* _Given request_
Every line containing the word "Three" needs to be found and copied.

Figure record listings:
^^^^

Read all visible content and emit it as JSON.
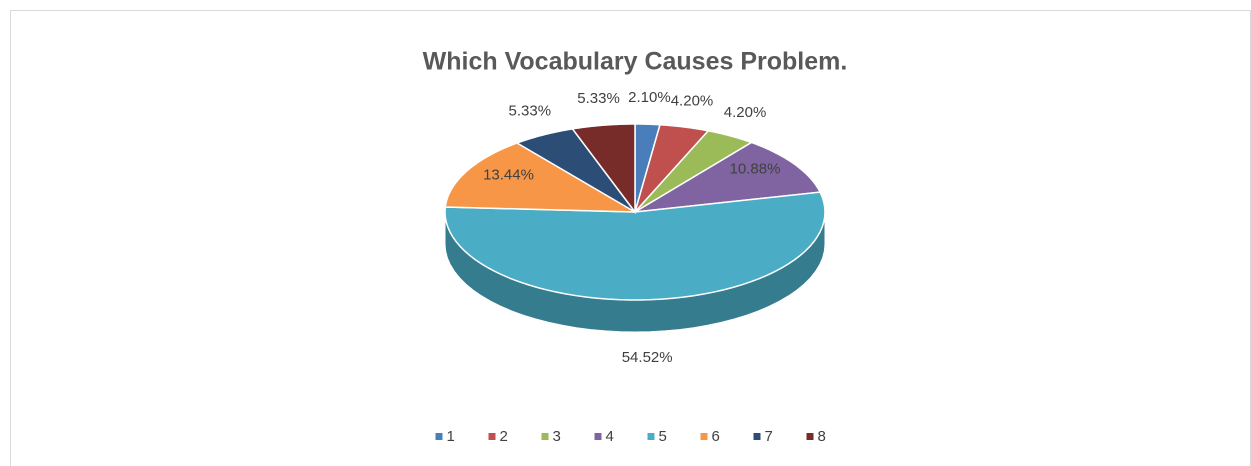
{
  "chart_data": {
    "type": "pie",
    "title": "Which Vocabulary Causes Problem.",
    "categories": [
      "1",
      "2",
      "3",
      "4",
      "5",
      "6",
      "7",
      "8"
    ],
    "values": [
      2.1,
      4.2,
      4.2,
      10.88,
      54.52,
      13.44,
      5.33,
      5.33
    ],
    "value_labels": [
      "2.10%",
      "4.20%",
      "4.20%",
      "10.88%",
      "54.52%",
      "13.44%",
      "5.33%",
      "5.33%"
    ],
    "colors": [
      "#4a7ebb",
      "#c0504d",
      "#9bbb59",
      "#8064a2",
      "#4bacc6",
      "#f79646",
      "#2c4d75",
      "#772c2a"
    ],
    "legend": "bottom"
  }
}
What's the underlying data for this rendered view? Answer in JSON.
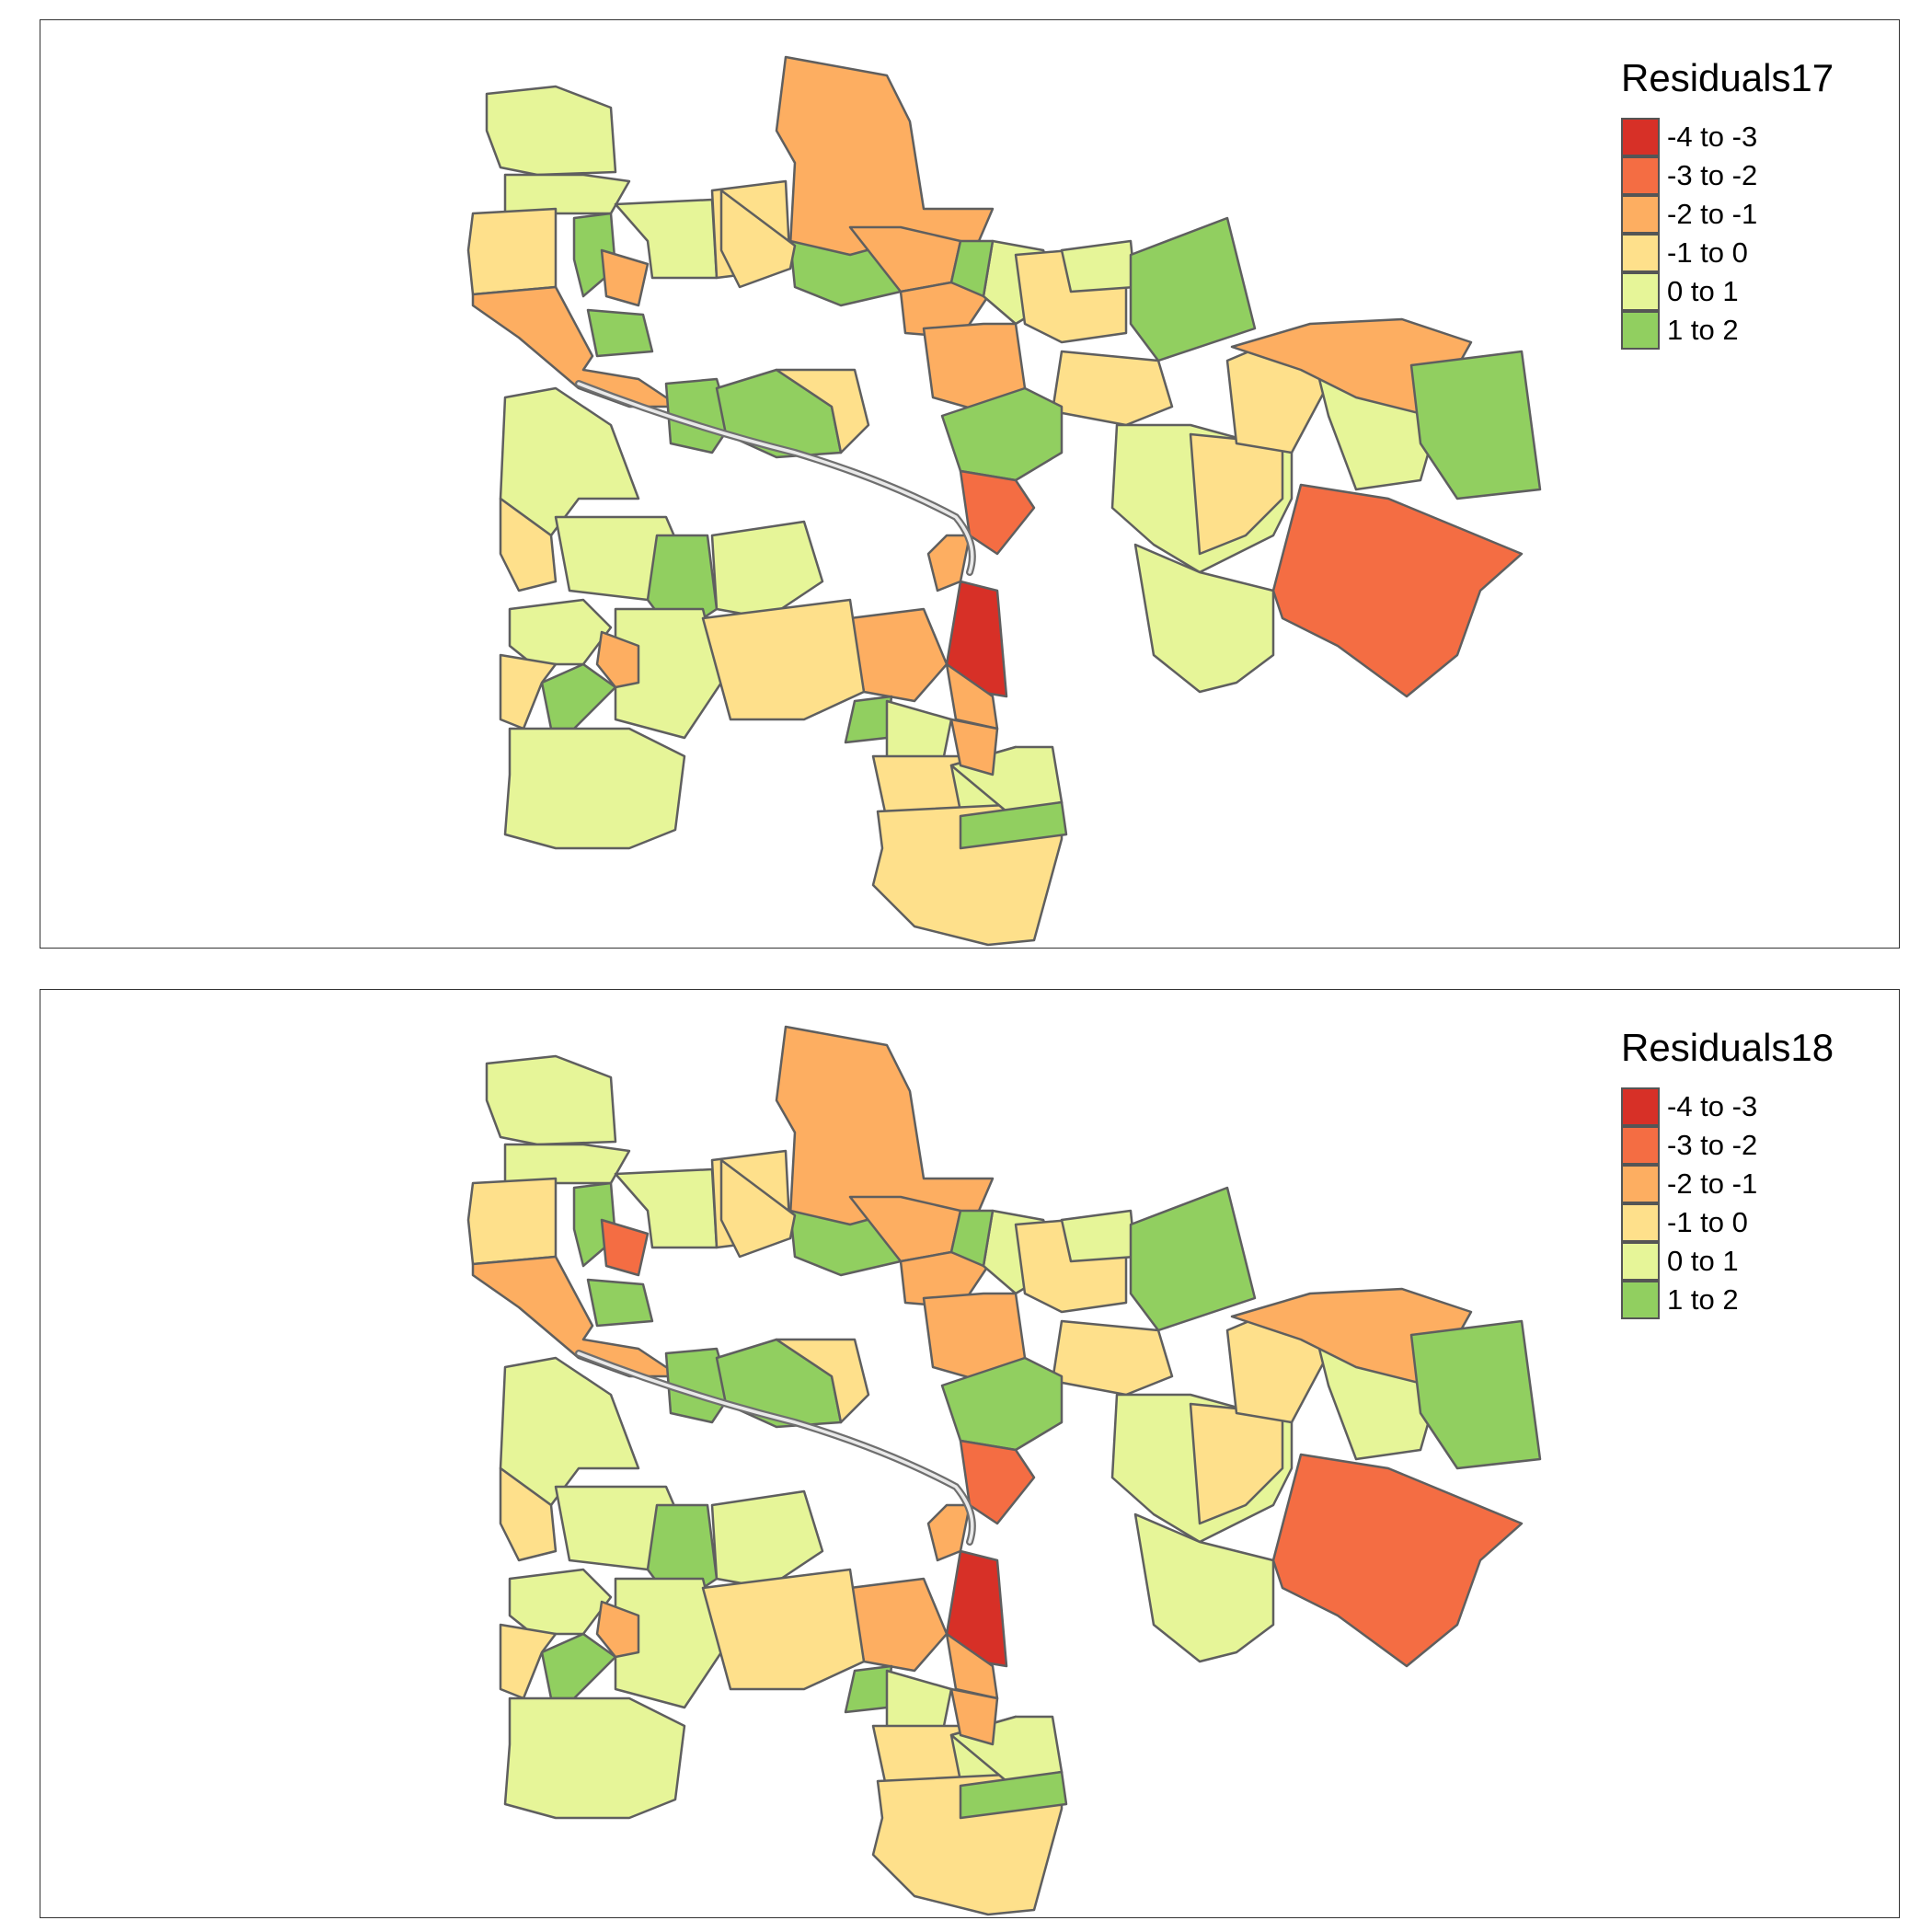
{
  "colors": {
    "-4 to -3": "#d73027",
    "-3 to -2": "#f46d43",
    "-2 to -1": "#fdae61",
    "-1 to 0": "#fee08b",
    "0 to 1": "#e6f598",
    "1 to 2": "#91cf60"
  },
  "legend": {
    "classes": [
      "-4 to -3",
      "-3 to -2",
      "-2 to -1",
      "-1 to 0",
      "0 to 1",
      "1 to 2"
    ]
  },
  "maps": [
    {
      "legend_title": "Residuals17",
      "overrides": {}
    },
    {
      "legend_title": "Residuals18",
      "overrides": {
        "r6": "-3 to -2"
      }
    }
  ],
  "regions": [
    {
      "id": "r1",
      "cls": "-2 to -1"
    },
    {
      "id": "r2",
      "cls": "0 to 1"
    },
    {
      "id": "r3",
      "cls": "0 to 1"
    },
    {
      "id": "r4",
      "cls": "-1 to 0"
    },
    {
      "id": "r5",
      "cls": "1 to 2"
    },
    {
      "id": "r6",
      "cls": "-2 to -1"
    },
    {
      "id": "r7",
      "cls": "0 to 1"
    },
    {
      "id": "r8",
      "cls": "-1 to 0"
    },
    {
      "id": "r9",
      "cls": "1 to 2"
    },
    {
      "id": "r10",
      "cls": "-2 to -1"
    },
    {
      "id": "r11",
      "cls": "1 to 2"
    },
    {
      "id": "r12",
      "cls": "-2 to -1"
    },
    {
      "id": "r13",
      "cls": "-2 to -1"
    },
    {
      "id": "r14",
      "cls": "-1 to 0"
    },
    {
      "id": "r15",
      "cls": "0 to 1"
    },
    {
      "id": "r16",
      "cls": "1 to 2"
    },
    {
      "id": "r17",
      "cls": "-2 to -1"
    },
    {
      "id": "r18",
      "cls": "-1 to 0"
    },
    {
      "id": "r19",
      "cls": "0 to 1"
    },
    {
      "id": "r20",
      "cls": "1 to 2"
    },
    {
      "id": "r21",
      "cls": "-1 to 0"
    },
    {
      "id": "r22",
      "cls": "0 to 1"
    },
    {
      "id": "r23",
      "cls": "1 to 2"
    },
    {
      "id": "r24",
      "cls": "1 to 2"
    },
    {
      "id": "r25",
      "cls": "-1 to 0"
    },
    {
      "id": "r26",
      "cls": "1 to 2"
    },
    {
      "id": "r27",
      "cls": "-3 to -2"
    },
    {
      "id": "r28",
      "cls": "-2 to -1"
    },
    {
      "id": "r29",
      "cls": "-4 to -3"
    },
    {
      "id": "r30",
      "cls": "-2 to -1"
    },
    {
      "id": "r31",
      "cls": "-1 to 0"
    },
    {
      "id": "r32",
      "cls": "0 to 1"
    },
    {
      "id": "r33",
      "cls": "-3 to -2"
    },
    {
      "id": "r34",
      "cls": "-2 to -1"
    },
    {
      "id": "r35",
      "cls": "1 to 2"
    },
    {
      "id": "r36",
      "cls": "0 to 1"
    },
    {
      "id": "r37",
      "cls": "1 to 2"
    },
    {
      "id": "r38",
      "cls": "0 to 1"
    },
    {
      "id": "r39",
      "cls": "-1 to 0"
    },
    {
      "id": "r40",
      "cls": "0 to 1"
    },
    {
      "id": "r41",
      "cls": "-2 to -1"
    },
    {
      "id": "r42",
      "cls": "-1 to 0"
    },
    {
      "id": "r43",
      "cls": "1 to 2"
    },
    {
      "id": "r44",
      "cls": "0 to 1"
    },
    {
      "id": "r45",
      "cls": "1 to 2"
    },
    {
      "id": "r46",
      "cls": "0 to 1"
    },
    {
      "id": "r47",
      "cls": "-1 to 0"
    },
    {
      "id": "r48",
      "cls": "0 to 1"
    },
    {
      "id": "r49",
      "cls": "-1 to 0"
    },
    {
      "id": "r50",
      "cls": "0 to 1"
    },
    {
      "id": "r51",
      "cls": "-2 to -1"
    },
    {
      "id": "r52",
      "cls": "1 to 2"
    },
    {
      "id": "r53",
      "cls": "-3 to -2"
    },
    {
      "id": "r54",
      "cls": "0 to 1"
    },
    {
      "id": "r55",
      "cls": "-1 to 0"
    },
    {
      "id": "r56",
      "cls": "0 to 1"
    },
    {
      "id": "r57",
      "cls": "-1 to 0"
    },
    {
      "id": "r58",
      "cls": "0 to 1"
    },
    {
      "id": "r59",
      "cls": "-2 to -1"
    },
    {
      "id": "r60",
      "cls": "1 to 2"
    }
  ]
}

^^^^

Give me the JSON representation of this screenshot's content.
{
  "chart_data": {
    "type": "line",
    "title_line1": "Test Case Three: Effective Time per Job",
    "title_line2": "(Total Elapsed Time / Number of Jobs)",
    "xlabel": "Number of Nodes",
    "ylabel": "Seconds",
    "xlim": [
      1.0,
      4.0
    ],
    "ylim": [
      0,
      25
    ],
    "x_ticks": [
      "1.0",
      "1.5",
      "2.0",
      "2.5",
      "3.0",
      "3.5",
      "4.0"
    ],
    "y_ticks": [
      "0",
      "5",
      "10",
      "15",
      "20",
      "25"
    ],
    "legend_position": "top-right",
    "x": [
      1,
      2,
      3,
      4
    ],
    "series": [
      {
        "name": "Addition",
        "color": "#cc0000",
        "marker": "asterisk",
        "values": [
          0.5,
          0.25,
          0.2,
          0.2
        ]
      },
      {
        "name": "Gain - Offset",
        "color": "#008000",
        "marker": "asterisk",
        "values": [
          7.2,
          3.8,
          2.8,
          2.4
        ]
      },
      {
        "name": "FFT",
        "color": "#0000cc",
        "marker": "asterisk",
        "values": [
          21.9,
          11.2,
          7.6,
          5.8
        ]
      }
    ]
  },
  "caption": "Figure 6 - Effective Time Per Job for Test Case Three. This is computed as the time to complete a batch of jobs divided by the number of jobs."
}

^^^^

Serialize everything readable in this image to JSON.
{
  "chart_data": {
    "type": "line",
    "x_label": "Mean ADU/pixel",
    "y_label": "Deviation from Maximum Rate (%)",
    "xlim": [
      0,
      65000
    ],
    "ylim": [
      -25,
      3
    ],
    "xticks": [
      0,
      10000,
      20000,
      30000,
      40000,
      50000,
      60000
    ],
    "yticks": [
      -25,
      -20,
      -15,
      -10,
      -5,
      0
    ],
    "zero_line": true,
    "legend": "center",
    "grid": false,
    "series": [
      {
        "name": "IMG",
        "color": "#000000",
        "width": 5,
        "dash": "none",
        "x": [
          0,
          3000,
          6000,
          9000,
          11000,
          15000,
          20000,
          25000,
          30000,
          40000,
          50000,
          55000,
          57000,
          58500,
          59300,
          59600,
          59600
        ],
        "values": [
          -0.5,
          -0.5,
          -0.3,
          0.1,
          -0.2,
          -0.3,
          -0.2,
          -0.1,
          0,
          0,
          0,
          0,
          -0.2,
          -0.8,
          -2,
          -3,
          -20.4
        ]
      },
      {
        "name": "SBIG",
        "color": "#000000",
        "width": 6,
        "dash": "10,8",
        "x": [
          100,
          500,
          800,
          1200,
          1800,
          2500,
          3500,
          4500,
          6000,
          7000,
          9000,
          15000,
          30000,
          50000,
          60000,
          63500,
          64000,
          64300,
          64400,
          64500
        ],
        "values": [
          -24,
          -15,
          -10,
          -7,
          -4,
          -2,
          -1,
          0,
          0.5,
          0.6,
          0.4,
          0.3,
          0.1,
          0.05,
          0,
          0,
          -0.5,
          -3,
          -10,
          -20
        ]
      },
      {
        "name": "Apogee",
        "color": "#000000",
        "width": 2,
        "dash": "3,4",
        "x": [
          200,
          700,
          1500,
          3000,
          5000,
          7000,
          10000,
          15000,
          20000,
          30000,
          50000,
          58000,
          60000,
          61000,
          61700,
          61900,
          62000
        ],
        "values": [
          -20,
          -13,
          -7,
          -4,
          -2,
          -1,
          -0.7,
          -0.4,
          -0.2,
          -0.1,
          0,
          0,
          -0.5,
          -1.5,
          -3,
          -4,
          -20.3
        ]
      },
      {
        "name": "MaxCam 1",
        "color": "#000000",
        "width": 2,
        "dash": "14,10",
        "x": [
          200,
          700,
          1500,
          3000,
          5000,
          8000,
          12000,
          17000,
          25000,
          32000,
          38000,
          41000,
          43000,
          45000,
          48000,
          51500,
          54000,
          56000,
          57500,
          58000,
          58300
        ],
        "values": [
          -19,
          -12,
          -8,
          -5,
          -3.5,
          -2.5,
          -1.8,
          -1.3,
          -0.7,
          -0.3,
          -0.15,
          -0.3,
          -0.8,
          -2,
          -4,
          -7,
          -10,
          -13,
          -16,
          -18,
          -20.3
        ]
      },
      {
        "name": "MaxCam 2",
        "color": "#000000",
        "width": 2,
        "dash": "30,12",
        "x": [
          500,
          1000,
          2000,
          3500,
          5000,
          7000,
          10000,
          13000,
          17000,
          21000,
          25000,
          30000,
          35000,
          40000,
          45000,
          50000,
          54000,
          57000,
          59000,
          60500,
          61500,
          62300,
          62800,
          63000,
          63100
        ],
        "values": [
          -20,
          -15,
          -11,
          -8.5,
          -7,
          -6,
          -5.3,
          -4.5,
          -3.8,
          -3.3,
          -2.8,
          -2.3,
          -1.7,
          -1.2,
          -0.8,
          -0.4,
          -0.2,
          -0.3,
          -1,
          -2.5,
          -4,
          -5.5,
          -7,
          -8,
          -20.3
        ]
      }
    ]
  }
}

^^^^

* _The answer_
    "title_line1": "Test Case Three: Effective Time per Job",
  "caption": "Figure 6 - Effective Time Per Job for Test Case Three. This is computed as the time to complete a batch of jobs divided by the number of jobs."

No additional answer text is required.